▸ **Challenge**
Count how many lines contain the word "title". Please give only the number.

▸ **Some records**
════
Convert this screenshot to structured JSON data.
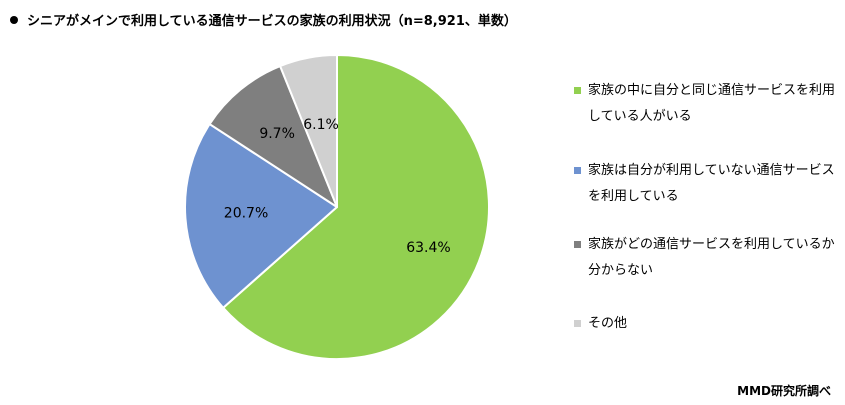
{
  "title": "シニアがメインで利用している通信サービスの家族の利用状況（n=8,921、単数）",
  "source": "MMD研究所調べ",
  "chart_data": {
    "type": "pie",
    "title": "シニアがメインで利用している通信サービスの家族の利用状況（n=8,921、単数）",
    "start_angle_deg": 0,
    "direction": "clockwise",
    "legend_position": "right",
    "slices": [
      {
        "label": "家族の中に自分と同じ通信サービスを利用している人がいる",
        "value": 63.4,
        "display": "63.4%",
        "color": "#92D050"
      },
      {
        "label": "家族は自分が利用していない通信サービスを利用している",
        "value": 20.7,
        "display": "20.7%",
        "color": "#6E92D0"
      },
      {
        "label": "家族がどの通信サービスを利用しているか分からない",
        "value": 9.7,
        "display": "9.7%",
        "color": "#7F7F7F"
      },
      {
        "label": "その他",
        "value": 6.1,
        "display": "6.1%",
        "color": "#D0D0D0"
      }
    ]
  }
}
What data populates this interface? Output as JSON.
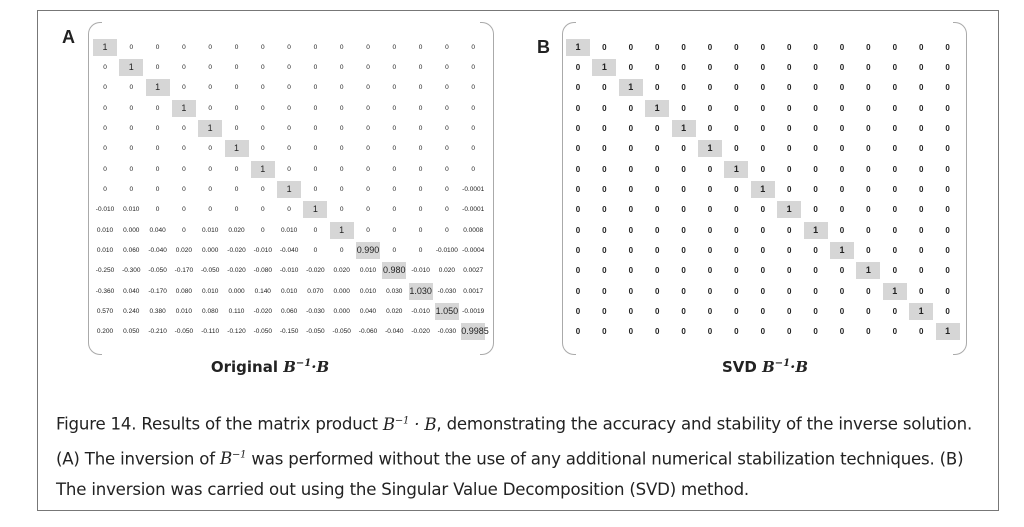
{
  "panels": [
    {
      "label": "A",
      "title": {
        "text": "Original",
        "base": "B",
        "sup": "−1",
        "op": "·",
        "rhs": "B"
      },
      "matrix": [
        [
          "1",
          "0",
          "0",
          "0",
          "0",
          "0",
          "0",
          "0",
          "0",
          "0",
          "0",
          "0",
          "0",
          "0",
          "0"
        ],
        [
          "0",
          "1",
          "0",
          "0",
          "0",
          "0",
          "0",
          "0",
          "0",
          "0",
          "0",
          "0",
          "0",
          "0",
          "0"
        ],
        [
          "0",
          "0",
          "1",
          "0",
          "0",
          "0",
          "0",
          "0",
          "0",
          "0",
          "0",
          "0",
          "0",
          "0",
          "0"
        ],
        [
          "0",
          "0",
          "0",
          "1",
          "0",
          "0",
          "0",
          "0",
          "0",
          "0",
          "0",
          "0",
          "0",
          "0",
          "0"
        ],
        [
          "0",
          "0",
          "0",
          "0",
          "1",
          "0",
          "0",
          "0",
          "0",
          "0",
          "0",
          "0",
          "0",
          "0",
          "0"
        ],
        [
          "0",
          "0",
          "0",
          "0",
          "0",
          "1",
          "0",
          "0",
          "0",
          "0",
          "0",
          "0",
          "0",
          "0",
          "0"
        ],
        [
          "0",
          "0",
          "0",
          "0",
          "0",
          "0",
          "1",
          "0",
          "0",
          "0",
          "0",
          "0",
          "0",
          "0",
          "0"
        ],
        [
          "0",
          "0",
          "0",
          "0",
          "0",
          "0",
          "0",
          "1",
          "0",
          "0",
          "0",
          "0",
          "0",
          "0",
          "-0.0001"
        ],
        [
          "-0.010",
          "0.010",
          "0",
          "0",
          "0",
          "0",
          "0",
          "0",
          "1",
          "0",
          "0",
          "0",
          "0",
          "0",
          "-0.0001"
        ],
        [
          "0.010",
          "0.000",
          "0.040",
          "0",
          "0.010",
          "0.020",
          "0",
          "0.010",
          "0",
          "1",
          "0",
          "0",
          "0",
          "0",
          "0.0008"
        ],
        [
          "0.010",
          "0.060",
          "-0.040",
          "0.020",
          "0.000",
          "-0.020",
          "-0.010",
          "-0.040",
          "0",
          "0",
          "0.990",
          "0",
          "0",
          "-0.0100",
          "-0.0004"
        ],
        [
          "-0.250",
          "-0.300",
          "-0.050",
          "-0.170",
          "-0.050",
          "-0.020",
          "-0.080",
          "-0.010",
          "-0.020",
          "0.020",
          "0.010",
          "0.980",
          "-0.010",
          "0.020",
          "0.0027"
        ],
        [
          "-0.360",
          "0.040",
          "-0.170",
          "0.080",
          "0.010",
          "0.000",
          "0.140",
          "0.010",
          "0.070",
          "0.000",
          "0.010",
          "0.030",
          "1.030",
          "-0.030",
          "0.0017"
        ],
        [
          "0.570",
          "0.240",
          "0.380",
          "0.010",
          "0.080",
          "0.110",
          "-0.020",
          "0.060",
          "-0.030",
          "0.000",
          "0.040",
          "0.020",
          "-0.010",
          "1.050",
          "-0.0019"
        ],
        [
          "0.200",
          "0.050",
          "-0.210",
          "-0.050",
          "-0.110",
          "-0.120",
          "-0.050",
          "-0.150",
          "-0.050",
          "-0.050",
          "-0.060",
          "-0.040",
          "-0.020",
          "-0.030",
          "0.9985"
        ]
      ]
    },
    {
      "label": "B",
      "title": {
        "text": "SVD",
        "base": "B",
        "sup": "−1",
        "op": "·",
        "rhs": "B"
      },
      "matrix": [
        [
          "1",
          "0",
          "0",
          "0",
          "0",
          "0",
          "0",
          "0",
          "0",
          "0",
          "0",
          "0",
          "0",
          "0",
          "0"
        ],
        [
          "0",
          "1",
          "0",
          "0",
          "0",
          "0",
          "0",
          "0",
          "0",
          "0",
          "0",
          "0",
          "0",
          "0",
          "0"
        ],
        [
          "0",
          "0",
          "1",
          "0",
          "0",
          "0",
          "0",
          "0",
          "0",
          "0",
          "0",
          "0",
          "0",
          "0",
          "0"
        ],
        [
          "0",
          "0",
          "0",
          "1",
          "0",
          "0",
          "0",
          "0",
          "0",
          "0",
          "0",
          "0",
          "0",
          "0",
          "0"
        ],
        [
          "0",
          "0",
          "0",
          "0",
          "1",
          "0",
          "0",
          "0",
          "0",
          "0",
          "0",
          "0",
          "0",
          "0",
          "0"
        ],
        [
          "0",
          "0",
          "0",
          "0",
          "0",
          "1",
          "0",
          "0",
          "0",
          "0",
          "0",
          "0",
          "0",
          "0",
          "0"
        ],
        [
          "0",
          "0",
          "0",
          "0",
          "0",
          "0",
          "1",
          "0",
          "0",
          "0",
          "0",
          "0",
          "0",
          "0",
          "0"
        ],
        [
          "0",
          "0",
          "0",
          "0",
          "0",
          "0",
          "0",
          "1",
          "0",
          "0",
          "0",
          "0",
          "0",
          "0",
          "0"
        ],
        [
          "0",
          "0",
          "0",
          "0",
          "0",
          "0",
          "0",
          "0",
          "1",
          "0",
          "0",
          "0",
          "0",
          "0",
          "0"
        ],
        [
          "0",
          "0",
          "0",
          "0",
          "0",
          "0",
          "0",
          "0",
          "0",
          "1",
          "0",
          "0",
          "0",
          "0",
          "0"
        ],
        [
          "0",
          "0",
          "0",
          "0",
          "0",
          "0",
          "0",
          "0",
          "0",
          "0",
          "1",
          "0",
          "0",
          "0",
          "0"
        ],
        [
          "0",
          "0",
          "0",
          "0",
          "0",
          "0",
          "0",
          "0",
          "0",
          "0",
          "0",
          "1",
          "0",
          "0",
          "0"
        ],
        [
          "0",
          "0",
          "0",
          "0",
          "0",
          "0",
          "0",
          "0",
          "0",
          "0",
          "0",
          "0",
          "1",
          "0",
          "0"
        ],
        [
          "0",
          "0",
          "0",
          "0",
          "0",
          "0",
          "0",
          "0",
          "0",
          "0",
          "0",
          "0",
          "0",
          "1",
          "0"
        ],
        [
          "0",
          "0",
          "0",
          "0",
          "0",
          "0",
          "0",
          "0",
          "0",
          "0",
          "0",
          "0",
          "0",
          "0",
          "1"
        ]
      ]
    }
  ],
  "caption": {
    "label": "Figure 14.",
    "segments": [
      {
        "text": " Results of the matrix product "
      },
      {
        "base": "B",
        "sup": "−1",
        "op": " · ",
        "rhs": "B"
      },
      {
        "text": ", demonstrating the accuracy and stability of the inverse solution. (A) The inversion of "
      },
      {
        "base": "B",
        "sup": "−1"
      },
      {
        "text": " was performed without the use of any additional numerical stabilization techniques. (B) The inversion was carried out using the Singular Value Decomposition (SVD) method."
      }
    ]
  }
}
════
▸ **Solution**
4